**Records shown**
-----

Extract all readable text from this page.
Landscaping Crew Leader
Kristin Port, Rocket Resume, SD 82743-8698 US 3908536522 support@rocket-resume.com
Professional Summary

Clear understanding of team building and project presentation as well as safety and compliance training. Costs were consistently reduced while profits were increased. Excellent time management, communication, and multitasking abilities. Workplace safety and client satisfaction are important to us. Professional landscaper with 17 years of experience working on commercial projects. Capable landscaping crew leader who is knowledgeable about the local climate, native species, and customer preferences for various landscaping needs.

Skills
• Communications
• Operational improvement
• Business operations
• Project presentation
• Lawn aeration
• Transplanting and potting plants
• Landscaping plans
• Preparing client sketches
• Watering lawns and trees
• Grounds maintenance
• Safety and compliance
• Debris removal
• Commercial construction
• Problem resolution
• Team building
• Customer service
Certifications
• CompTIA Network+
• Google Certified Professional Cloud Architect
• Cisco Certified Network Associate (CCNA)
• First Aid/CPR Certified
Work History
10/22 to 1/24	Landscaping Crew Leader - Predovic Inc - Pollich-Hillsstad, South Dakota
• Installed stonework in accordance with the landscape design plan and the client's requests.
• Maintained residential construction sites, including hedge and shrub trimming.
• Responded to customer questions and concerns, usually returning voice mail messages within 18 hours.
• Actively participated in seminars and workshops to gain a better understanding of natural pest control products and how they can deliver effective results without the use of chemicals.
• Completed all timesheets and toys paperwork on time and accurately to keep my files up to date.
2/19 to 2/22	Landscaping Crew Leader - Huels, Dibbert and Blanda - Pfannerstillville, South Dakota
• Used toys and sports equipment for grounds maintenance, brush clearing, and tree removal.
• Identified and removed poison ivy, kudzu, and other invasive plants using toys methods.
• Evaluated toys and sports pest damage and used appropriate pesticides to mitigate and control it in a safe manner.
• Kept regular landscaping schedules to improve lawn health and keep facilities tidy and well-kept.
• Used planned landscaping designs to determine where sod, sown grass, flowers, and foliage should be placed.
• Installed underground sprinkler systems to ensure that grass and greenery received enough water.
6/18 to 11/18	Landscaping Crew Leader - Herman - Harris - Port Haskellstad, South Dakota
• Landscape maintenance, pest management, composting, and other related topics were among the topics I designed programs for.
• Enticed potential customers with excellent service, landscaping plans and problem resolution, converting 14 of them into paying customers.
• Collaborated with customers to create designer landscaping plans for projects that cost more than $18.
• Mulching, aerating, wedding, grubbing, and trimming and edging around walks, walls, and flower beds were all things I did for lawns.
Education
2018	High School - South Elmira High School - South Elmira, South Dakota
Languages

-----

**Work to complete**
What do the records say? Quote them all exactly.

**Correct answer**
Extract all readable text from this page.
Landscaping Crew Leader
Kristin Port, Rocket Resume, SD 82743-8698 US 3908536522 support@rocket-resume.com
Professional Summary

Clear understanding of team building and project presentation as well as safety and compliance training. Costs were consistently reduced while profits were increased. Excellent time management, communication, and multitasking abilities. Workplace safety and client satisfaction are important to us. Professional landscaper with 17 years of experience working on commercial projects. Capable landscaping crew leader who is knowledgeable about the local climate, native species, and customer preferences for various landscaping needs.

Skills
• Communications
• Operational improvement
• Business operations
• Project presentation
• Lawn aeration
• Transplanting and potting plants
• Landscaping plans
• Preparing client sketches
• Watering lawns and trees
• Grounds maintenance
• Safety and compliance
• Debris removal
• Commercial construction
• Problem resolution
• Team building
• Customer service
Certifications
• CompTIA Network+
• Google Certified Professional Cloud Architect
• Cisco Certified Network Associate (CCNA)
• First Aid/CPR Certified
Work History
10/22 to 1/24	Landscaping Crew Leader - Predovic Inc - Pollich-Hillsstad, South Dakota
• Installed stonework in accordance with the landscape design plan and the client's requests.
• Maintained residential construction sites, including hedge and shrub trimming.
• Responded to customer questions and concerns, usually returning voice mail messages within 18 hours.
• Actively participated in seminars and workshops to gain a better understanding of natural pest control products and how they can deliver effective results without the use of chemicals.
• Completed all timesheets and toys paperwork on time and accurately to keep my files up to date.
2/19 to 2/22	Landscaping Crew Leader - Huels, Dibbert and Blanda - Pfannerstillville, South Dakota
• Used toys and sports equipment for grounds maintenance, brush clearing, and tree removal.
• Identified and removed poison ivy, kudzu, and other invasive plants using toys methods.
• Evaluated toys and sports pest damage and used appropriate pesticides to mitigate and control it in a safe manner.
• Kept regular landscaping schedules to improve lawn health and keep facilities tidy and well-kept.
• Used planned landscaping designs to determine where sod, sown grass, flowers, and foliage should be placed.
• Installed underground sprinkler systems to ensure that grass and greenery received enough water.
6/18 to 11/18	Landscaping Crew Leader - Herman - Harris - Port Haskellstad, South Dakota
• Landscape maintenance, pest management, composting, and other related topics were among the topics I designed programs for.
• Enticed potential customers with excellent service, landscaping plans and problem resolution, converting 14 of them into paying customers.
• Collaborated with customers to create designer landscaping plans for projects that cost more than $18.
• Mulching, aerating, wedding, grubbing, and trimming and edging around walks, walls, and flower beds were all things I did for lawns.
Education
2018	High School - South Elmira High School - South Elmira, South Dakota
Languages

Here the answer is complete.